Set problem: Reproduce each line of the material precisely.

Entries:

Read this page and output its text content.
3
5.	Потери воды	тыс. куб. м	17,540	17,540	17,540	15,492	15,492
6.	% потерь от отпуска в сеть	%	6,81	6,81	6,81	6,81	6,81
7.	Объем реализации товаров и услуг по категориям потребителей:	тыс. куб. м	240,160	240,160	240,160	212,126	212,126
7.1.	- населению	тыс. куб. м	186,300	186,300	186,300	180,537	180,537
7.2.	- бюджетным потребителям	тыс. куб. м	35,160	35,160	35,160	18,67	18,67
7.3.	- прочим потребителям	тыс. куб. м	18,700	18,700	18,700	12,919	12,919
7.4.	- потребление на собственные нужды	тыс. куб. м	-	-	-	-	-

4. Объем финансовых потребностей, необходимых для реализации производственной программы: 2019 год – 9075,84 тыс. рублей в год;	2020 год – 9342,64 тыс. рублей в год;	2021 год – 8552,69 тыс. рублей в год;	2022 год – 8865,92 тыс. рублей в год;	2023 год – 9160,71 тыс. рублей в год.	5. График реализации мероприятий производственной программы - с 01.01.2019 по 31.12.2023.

Output of the exercise:
Read this page and output its text content.
3
5.	Потери воды	тыс. куб. м	17,540	17,540	17,540	15,492	15,492
6.	% потерь от отпуска в сеть	%	6,81	6,81	6,81	6,81	6,81
7.	Объем реализации товаров и услуг по категориям потребителей:	тыс. куб. м	240,160	240,160	240,160	212,126	212,126
7.1.	- населению	тыс. куб. м	186,300	186,300	186,300	180,537	180,537
7.2.	- бюджетным потребителям	тыс. куб. м	35,160	35,160	35,160	18,67	18,67
7.3.	- прочим потребителям	тыс. куб. м	18,700	18,700	18,700	12,919	12,919
7.4.	- потребление на собственные нужды	тыс. куб. м	-	-	-	-	-

4. Объем финансовых потребностей, необходимых для реализации производственной программы: 2019 год – 9075,84 тыс. рублей в год;	2020 год – 9342,64 тыс. рублей в год;	2021 год – 8552,69 тыс. рублей в год;	2022 год – 8865,92 тыс. рублей в год;	2023 год – 9160,71 тыс. рублей в год.	5. График реализации мероприятий производственной программы - с 01.01.2019 по 31.12.2023.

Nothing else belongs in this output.